Bring together all lines of the material below that contain the string "организации".
────
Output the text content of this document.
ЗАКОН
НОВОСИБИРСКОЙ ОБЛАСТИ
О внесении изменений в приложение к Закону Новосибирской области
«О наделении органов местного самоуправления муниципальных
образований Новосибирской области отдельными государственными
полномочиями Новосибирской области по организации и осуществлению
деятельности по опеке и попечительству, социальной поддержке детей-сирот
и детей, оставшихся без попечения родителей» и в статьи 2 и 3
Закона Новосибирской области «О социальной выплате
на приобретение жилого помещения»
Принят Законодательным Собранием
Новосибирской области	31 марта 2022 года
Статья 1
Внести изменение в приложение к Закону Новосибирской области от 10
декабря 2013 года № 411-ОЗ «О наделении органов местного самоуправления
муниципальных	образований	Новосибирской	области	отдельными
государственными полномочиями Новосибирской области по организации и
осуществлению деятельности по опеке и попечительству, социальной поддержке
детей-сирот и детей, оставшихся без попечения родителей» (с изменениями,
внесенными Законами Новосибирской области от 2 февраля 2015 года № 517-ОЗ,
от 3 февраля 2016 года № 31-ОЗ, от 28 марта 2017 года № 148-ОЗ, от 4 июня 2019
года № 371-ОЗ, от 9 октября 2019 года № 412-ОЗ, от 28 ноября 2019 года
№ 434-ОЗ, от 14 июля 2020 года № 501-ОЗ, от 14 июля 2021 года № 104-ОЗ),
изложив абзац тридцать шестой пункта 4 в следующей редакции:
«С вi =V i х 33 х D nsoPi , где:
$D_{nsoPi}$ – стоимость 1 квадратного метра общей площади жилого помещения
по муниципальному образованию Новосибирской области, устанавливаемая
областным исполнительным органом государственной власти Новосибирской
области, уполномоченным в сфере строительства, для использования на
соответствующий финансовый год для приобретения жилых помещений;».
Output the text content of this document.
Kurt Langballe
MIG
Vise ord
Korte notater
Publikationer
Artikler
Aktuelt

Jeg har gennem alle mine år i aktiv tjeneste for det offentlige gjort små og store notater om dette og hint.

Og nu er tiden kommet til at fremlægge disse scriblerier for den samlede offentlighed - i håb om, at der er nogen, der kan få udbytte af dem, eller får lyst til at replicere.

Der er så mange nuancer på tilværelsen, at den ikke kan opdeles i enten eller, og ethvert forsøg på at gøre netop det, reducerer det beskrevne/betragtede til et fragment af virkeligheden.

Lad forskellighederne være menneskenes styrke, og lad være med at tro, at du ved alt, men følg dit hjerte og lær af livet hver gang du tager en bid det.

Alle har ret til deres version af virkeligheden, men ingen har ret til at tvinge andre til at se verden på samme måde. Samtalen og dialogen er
────
(SOLVED PROBLEM)
полномочиями Новосибирской области по организации и осуществлению
государственными полномочиями Новосибирской области по организации и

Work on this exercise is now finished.